Records excerpted from a collection
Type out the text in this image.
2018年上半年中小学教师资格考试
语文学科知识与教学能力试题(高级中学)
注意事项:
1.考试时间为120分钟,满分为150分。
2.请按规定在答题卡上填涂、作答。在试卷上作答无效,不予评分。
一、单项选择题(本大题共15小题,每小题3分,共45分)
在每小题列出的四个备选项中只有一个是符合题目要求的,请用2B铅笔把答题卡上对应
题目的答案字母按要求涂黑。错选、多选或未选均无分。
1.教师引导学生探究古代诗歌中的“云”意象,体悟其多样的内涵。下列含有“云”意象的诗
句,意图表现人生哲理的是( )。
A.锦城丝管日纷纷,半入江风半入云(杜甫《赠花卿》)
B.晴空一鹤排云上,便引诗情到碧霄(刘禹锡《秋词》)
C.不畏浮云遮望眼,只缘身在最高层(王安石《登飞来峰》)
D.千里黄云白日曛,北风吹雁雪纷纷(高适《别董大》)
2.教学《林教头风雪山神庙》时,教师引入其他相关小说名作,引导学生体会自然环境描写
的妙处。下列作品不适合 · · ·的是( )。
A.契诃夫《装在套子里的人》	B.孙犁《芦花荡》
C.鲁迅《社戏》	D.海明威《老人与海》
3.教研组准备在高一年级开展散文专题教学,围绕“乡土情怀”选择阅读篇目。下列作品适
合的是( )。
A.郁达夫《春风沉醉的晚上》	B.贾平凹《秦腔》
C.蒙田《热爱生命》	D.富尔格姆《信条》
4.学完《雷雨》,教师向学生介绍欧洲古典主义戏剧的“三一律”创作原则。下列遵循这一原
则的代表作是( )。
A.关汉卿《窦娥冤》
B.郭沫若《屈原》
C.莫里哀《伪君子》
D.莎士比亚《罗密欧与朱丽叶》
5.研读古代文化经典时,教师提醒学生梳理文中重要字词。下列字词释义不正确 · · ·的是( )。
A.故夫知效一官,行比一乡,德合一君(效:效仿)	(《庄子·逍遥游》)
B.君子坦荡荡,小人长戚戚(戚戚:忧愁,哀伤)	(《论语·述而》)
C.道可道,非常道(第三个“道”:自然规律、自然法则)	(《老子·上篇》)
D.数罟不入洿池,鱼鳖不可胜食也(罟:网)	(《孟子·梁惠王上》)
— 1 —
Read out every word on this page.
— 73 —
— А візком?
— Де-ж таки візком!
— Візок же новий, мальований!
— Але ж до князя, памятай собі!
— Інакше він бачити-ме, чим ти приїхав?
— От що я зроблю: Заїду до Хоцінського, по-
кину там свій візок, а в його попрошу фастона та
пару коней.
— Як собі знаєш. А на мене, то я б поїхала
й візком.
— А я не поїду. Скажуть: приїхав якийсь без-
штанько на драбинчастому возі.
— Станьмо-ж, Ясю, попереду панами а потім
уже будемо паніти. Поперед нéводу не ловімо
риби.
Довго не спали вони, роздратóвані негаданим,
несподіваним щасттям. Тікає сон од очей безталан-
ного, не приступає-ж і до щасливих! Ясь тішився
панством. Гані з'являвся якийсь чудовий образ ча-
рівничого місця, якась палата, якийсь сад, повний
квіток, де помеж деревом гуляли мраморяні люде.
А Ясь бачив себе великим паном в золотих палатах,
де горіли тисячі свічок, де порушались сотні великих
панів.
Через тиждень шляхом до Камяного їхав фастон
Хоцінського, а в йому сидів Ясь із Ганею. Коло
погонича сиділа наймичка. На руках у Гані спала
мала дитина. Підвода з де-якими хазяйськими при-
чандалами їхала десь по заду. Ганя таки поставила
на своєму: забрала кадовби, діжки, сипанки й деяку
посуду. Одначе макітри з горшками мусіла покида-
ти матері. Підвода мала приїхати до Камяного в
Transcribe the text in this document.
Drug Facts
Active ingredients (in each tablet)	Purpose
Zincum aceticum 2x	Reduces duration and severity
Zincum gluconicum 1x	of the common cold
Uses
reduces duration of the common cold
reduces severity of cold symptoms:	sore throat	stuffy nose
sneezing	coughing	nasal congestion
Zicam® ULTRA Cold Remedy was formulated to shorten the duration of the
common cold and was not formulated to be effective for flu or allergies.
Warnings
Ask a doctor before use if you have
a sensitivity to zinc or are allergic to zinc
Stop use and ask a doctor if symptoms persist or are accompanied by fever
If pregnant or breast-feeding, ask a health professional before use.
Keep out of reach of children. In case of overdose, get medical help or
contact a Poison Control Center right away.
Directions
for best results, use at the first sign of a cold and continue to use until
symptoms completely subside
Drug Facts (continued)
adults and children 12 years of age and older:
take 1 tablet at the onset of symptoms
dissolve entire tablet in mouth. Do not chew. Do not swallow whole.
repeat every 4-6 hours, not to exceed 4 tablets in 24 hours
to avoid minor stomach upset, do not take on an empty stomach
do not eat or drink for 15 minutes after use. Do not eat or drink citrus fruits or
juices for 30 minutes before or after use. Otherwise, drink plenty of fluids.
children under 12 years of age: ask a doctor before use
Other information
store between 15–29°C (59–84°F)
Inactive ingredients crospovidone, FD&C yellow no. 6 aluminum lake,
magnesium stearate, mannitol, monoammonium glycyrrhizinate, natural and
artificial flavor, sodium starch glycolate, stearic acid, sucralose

Problem description
Extract every line above exactly as it stands.

Output of the exercise
Type out the text in this image.
2018年上半年中小学教师资格考试
语文学科知识与教学能力试题(高级中学)
注意事项:
1.考试时间为120分钟,满分为150分。
2.请按规定在答题卡上填涂、作答。在试卷上作答无效,不予评分。
一、单项选择题(本大题共15小题,每小题3分,共45分)
在每小题列出的四个备选项中只有一个是符合题目要求的,请用2B铅笔把答题卡上对应
题目的答案字母按要求涂黑。错选、多选或未选均无分。
1.教师引导学生探究古代诗歌中的“云”意象,体悟其多样的内涵。下列含有“云”意象的诗
句,意图表现人生哲理的是( )。
A.锦城丝管日纷纷,半入江风半入云(杜甫《赠花卿》)
B.晴空一鹤排云上,便引诗情到碧霄(刘禹锡《秋词》)
C.不畏浮云遮望眼,只缘身在最高层(王安石《登飞来峰》)
D.千里黄云白日曛,北风吹雁雪纷纷(高适《别董大》)
2.教学《林教头风雪山神庙》时,教师引入其他相关小说名作,引导学生体会自然环境描写
的妙处。下列作品不适合 · · ·的是( )。
A.契诃夫《装在套子里的人》	B.孙犁《芦花荡》
C.鲁迅《社戏》	D.海明威《老人与海》
3.教研组准备在高一年级开展散文专题教学,围绕“乡土情怀”选择阅读篇目。下列作品适
合的是( )。
A.郁达夫《春风沉醉的晚上》	B.贾平凹《秦腔》
C.蒙田《热爱生命》	D.富尔格姆《信条》
4.学完《雷雨》,教师向学生介绍欧洲古典主义戏剧的“三一律”创作原则。下列遵循这一原
则的代表作是( )。
A.关汉卿《窦娥冤》
B.郭沫若《屈原》
C.莫里哀《伪君子》
D.莎士比亚《罗密欧与朱丽叶》
5.研读古代文化经典时,教师提醒学生梳理文中重要字词。下列字词释义不正确 · · ·的是( )。
A.故夫知效一官,行比一乡,德合一君(效:效仿)	(《庄子·逍遥游》)
B.君子坦荡荡,小人长戚戚(戚戚:忧愁,哀伤)	(《论语·述而》)
C.道可道,非常道(第三个“道”:自然规律、自然法则)	(《老子·上篇》)
D.数罟不入洿池,鱼鳖不可胜食也(罟:网)	(《孟子·梁惠王上》)
— 1 —
Read out every word on this page.
— 73 —
— А візком?
— Де-ж таки візком!
— Візок же новий, мальований!
— Але ж до князя, памятай собі!
— Інакше він бачити-ме, чим ти приїхав?
— От що я зроблю: Заїду до Хоцінського, по-
кину там свій візок, а в його попрошу фастона та
пару коней.
— Як собі знаєш. А на мене, то я б поїхала
й візком.
— А я не поїду. Скажуть: приїхав якийсь без-
штанько на драбинчастому возі.
— Станьмо-ж, Ясю, попереду панами а потім
уже будемо паніти. Поперед нéводу не ловімо
риби.
Довго не спали вони, роздратóвані негаданим,
несподіваним щасттям. Тікає сон од очей безталан-
ного, не приступає-ж і до щасливих! Ясь тішився
панством. Гані з'являвся якийсь чудовий образ ча-
рівничого місця, якась палата, якийсь сад, повний
квіток, де помеж деревом гуляли мраморяні люде.
А Ясь бачив себе великим паном в золотих палатах,
де горіли тисячі свічок, де порушались сотні великих
панів.
Через тиждень шляхом до Камяного їхав фастон
Хоцінського, а в йому сидів Ясь із Ганею. Коло
погонича сиділа наймичка. На руках у Гані спала
мала дитина. Підвода з де-якими хазяйськими при-
чандалами їхала десь по заду. Ганя таки поставила
на своєму: забрала кадовби, діжки, сипанки й деяку
посуду. Одначе макітри з горшками мусіла покида-
ти матері. Підвода мала приїхати до Камяного в
Transcribe the text in this document.
Drug Facts
Active ingredients (in each tablet)	Purpose
Zincum aceticum 2x	Reduces duration and severity
Zincum gluconicum 1x	of the common cold
Uses
reduces duration of the common cold
reduces severity of cold symptoms:	sore throat	stuffy nose
sneezing	coughing	nasal congestion
Zicam® ULTRA Cold Remedy was formulated to shorten the duration of the
common cold and was not formulated to be effective for flu or allergies.
Warnings
Ask a doctor before use if you have
a sensitivity to zinc or are allergic to zinc
Stop use and ask a doctor if symptoms persist or are accompanied by fever
If pregnant or breast-feeding, ask a health professional before use.
Keep out of reach of children. In case of overdose, get medical help or
contact a Poison Control Center right away.
Directions
for best results, use at the first sign of a cold and continue to use until
symptoms completely subside
Drug Facts (continued)
adults and children 12 years of age and older:
take 1 tablet at the onset of symptoms
dissolve entire tablet in mouth. Do not chew. Do not swallow whole.
repeat every 4-6 hours, not to exceed 4 tablets in 24 hours
to avoid minor stomach upset, do not take on an empty stomach
do not eat or drink for 15 minutes after use. Do not eat or drink citrus fruits or
juices for 30 minutes before or after use. Otherwise, drink plenty of fluids.
children under 12 years of age: ask a doctor before use
Other information
store between 15–29°C (59–84°F)
Inactive ingredients crospovidone, FD&C yellow no. 6 aluminum lake,
magnesium stearate, mannitol, monoammonium glycyrrhizinate, natural and
artificial flavor, sodium starch glycolate, stearic acid, sucralose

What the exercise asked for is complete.